Do this: Search the records for "title" and copy each line that holds it.
★ ★ ★ ★
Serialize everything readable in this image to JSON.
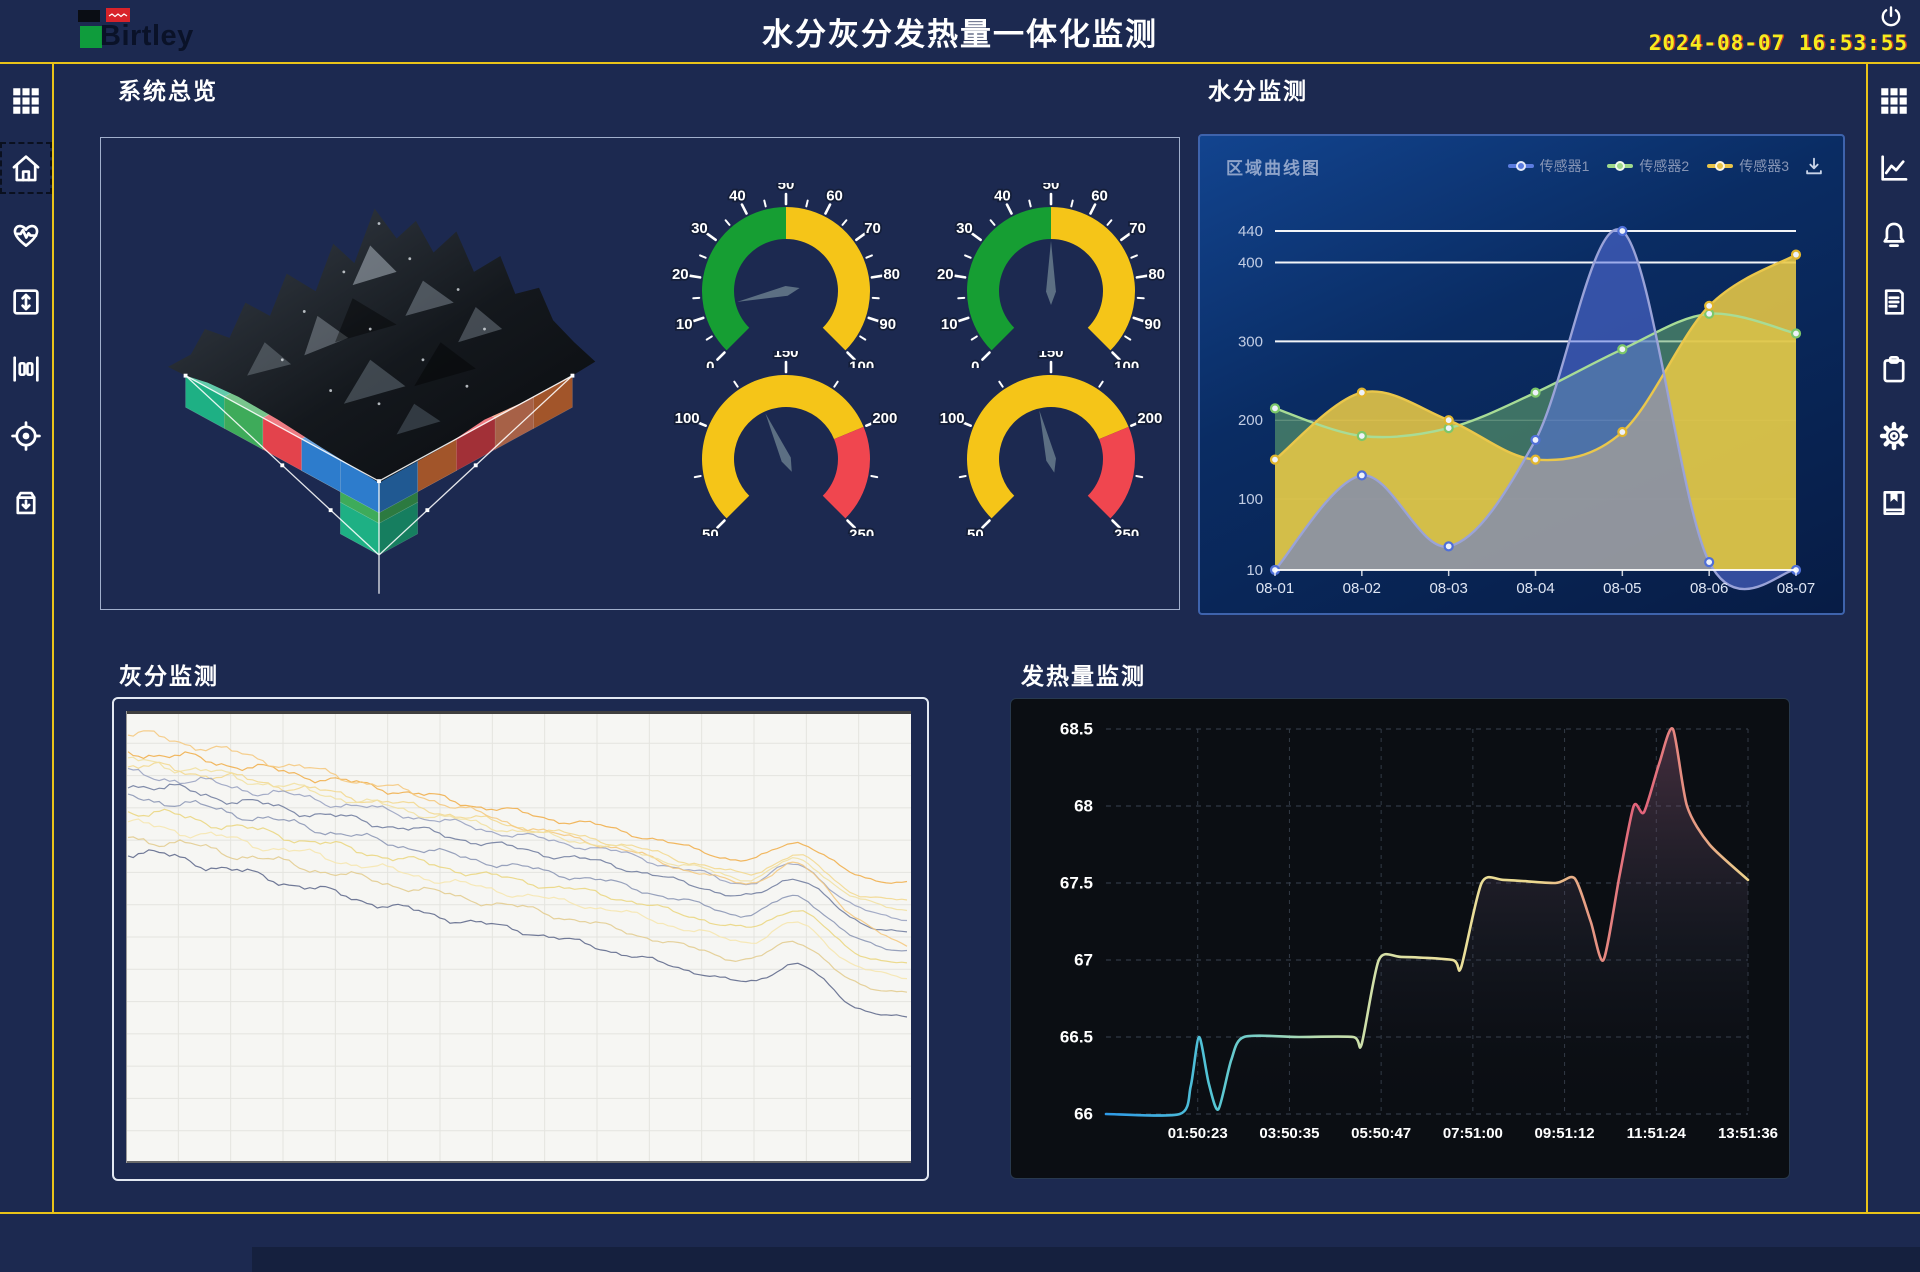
{
  "header": {
    "logo_text": "Birtley",
    "title": "水分灰分发热量一体化监测",
    "date": "2024-08-07",
    "time": "16:53:55",
    "accent_color": "#e9c319"
  },
  "sidebar_left": {
    "items": [
      {
        "icon": "grid-menu"
      },
      {
        "icon": "home",
        "active": true
      },
      {
        "icon": "heart-pulse"
      },
      {
        "icon": "expand-vertical"
      },
      {
        "icon": "gauge-bars"
      },
      {
        "icon": "target"
      },
      {
        "icon": "archive-download"
      }
    ]
  },
  "sidebar_right": {
    "items": [
      {
        "icon": "grid-menu"
      },
      {
        "icon": "line-chart"
      },
      {
        "icon": "bell"
      },
      {
        "icon": "document"
      },
      {
        "icon": "clipboard"
      },
      {
        "icon": "gear"
      },
      {
        "icon": "book-bookmark"
      }
    ]
  },
  "panels": {
    "overview": {
      "title": "系统总览"
    },
    "moisture": {
      "title": "水分监测",
      "chart_label": "区域曲线图",
      "legend": [
        {
          "label": "传感器1",
          "color": "#5b7ce0"
        },
        {
          "label": "传感器2",
          "color": "#9fd98c"
        },
        {
          "label": "传感器3",
          "color": "#e8c44a"
        }
      ]
    },
    "ash": {
      "title": "灰分监测"
    },
    "calorific": {
      "title": "发热量监测"
    }
  },
  "overview_viz": {
    "cube_colors": {
      "teal": "#1fb487",
      "green": "#3fae5c",
      "red": "#e8444e",
      "blue": "#2e7fd0",
      "yellow": "#f2c421",
      "orange": "#e8793c",
      "salmon": "#ef8a66",
      "navy": "#46526e"
    },
    "voxels": [
      {
        "i": -2,
        "j": -2,
        "k": 0,
        "c": "navy"
      },
      {
        "i": -1,
        "j": -2,
        "k": 0,
        "c": "orange"
      },
      {
        "i": 0,
        "j": -2,
        "k": 0,
        "c": "salmon"
      },
      {
        "i": 1,
        "j": -2,
        "k": 0,
        "c": "orange"
      },
      {
        "i": 2,
        "j": -2,
        "k": 0,
        "c": "orange"
      },
      {
        "i": -2,
        "j": -1,
        "k": 0,
        "c": "teal"
      },
      {
        "i": -2,
        "j": 0,
        "k": 0,
        "c": "red"
      },
      {
        "i": -2,
        "j": 1,
        "k": 0,
        "c": "teal"
      },
      {
        "i": 2,
        "j": -1,
        "k": 0,
        "c": "salmon"
      },
      {
        "i": 2,
        "j": 0,
        "k": 0,
        "c": "red"
      },
      {
        "i": 2,
        "j": 1,
        "k": 0,
        "c": "orange"
      },
      {
        "i": -2,
        "j": 2,
        "k": 0,
        "c": "teal"
      },
      {
        "i": -1,
        "j": 2,
        "k": 0,
        "c": "green"
      },
      {
        "i": 0,
        "j": 2,
        "k": 0,
        "c": "red"
      },
      {
        "i": 1,
        "j": 2,
        "k": 0,
        "c": "blue"
      },
      {
        "i": 2,
        "j": 2,
        "k": 0,
        "c": "blue"
      },
      {
        "i": -1,
        "j": -1,
        "k": 1,
        "c": "blue"
      },
      {
        "i": 0,
        "j": -1,
        "k": 1,
        "c": "orange"
      },
      {
        "i": 1,
        "j": -1,
        "k": 1,
        "c": "orange"
      },
      {
        "i": -1,
        "j": 0,
        "k": 1,
        "c": "teal"
      },
      {
        "i": 0,
        "j": 0,
        "k": 1,
        "c": "blue"
      },
      {
        "i": 1,
        "j": 0,
        "k": 1,
        "c": "orange"
      },
      {
        "i": -1,
        "j": 1,
        "k": 1,
        "c": "red"
      },
      {
        "i": 0,
        "j": 1,
        "k": 1,
        "c": "yellow"
      },
      {
        "i": 1,
        "j": 1,
        "k": 1,
        "c": "blue"
      },
      {
        "i": -0.5,
        "j": -0.5,
        "k": 2,
        "c": "green"
      },
      {
        "i": 0.5,
        "j": -0.5,
        "k": 2,
        "c": "orange"
      },
      {
        "i": -0.5,
        "j": 0.5,
        "k": 2,
        "c": "yellow"
      },
      {
        "i": 0.5,
        "j": 0.5,
        "k": 2,
        "c": "blue"
      },
      {
        "i": 0,
        "j": 0,
        "k": 3,
        "c": "green"
      },
      {
        "i": 0,
        "j": 0,
        "k": 4,
        "c": "teal"
      }
    ]
  },
  "chart_data": [
    {
      "id": "moisture",
      "type": "area",
      "title": "区域曲线图",
      "categories": [
        "08-01",
        "08-02",
        "08-03",
        "08-04",
        "08-05",
        "08-06",
        "08-07"
      ],
      "ylim": [
        10,
        440
      ],
      "yticks": [
        {
          "v": 440,
          "strong": true
        },
        {
          "v": 400,
          "strong": true
        },
        {
          "v": 300,
          "strong": true
        },
        {
          "v": 200,
          "strong": false
        },
        {
          "v": 100,
          "strong": false
        },
        {
          "v": 10,
          "strong": false,
          "label_only": true
        }
      ],
      "legend_position": "top-right",
      "series": [
        {
          "name": "传感器2",
          "line": "#a8dc96",
          "dot": "#7cc76a",
          "fill": "rgba(105,175,110,0.55)",
          "values": [
            215,
            180,
            190,
            235,
            290,
            335,
            310
          ]
        },
        {
          "name": "传感器3",
          "line": "#eac74b",
          "dot": "#e0b52e",
          "fill": "rgba(232,200,70,0.88)",
          "values": [
            150,
            235,
            200,
            150,
            185,
            345,
            410
          ]
        },
        {
          "name": "传感器1",
          "line": "#9aa3d8",
          "dot": "#4f6fd8",
          "fill": "rgba(90,115,225,0.55)",
          "values": [
            10,
            130,
            40,
            175,
            440,
            20,
            10
          ]
        }
      ]
    },
    {
      "id": "gauges",
      "type": "gauge",
      "items": [
        {
          "min": 0,
          "max": 100,
          "value": 12,
          "label_step": 10,
          "minor_step": 5,
          "bands": [
            {
              "to": 50,
              "color": "#169e33"
            },
            {
              "to": 100,
              "color": "#f5c518"
            }
          ]
        },
        {
          "min": 0,
          "max": 100,
          "value": 50,
          "label_step": 10,
          "minor_step": 5,
          "bands": [
            {
              "to": 50,
              "color": "#169e33"
            },
            {
              "to": 100,
              "color": "#f5c518"
            }
          ]
        },
        {
          "min": 50,
          "max": 250,
          "value": 132,
          "label_step": 50,
          "minor_step": 25,
          "bands": [
            {
              "to": 200,
              "color": "#f5c518"
            },
            {
              "to": 250,
              "color": "#f0464f"
            }
          ]
        },
        {
          "min": 50,
          "max": 250,
          "value": 140,
          "label_step": 50,
          "minor_step": 25,
          "bands": [
            {
              "to": 200,
              "color": "#f5c518"
            },
            {
              "to": 250,
              "color": "#f0464f"
            }
          ]
        }
      ]
    },
    {
      "id": "ash",
      "type": "line",
      "background": "#f6f6f3",
      "grid": true,
      "x_anchors": [
        0,
        0.18,
        0.36,
        0.52,
        0.62,
        0.74,
        0.8,
        0.86,
        0.93,
        1
      ],
      "series": [
        {
          "color": "#f0ae4a",
          "values": [
            9,
            13,
            18,
            23,
            26,
            31,
            33,
            29,
            36,
            38
          ]
        },
        {
          "color": "#f3d88e",
          "values": [
            12,
            16,
            21,
            26,
            29,
            34,
            36,
            32,
            40,
            42
          ]
        },
        {
          "color": "#98a2c0",
          "values": [
            14,
            18,
            23,
            28,
            31,
            36,
            38,
            34,
            43,
            46
          ]
        },
        {
          "color": "#707c9e",
          "values": [
            16,
            21,
            26,
            31,
            34,
            39,
            41,
            37,
            46,
            49
          ]
        },
        {
          "color": "#f5c87e",
          "values": [
            5,
            11,
            18,
            26,
            30,
            36,
            38,
            34,
            45,
            52
          ]
        },
        {
          "color": "#8a95b4",
          "values": [
            19,
            24,
            30,
            35,
            38,
            43,
            45,
            41,
            50,
            53
          ]
        },
        {
          "color": "#ead680",
          "values": [
            22,
            27,
            33,
            38,
            41,
            46,
            48,
            44,
            53,
            56
          ]
        },
        {
          "color": "#f6e6ae",
          "values": [
            25,
            30,
            36,
            41,
            44,
            49,
            51,
            47,
            56,
            59
          ]
        },
        {
          "color": "#e2cc8e",
          "values": [
            28,
            33,
            39,
            44,
            48,
            53,
            55,
            51,
            60,
            62
          ]
        },
        {
          "color": "#5d688a",
          "values": [
            31,
            37,
            44,
            49,
            53,
            58,
            60,
            56,
            65,
            68
          ]
        },
        {
          "color": "#f1e0a0",
          "values": [
            11,
            16,
            22,
            27,
            30,
            35,
            37,
            33,
            41,
            44
          ]
        }
      ]
    },
    {
      "id": "calorific",
      "type": "line",
      "ylim": [
        66,
        68.5
      ],
      "yticks": [
        "66",
        "66.5",
        "67",
        "67.5",
        "68",
        "68.5"
      ],
      "x_ticks": [
        "01:50:23",
        "03:50:35",
        "05:50:47",
        "07:51:00",
        "09:51:12",
        "11:51:24",
        "13:51:36"
      ],
      "grid_dashed": true,
      "line_gradient": [
        "#2e9ae8",
        "#55c6d4",
        "#b9ddb0",
        "#e9e2a0",
        "#ecd98e",
        "#e2607a",
        "#ecd38c"
      ],
      "points": [
        [
          0,
          66
        ],
        [
          0.115,
          66
        ],
        [
          0.132,
          66.18
        ],
        [
          0.145,
          66.5
        ],
        [
          0.16,
          66.2
        ],
        [
          0.175,
          66.03
        ],
        [
          0.195,
          66.35
        ],
        [
          0.215,
          66.5
        ],
        [
          0.3,
          66.5
        ],
        [
          0.385,
          66.5
        ],
        [
          0.398,
          66.45
        ],
        [
          0.425,
          67.0
        ],
        [
          0.46,
          67.02
        ],
        [
          0.54,
          67.0
        ],
        [
          0.553,
          66.95
        ],
        [
          0.585,
          67.5
        ],
        [
          0.62,
          67.52
        ],
        [
          0.7,
          67.5
        ],
        [
          0.73,
          67.53
        ],
        [
          0.755,
          67.25
        ],
        [
          0.775,
          67.0
        ],
        [
          0.8,
          67.55
        ],
        [
          0.822,
          68.0
        ],
        [
          0.838,
          67.96
        ],
        [
          0.862,
          68.28
        ],
        [
          0.883,
          68.5
        ],
        [
          0.905,
          68.0
        ],
        [
          0.94,
          67.75
        ],
        [
          1,
          67.52
        ]
      ]
    }
  ]
}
★ ★ ★ ★
Solution for this exercise:
    "title": "水分灰分发热量一体化监测",
      "title": "系统总览"
      "title": "水分监测",
      "title": "灰分监测"
      "title": "发热量监测"
      "title": "区域曲线图",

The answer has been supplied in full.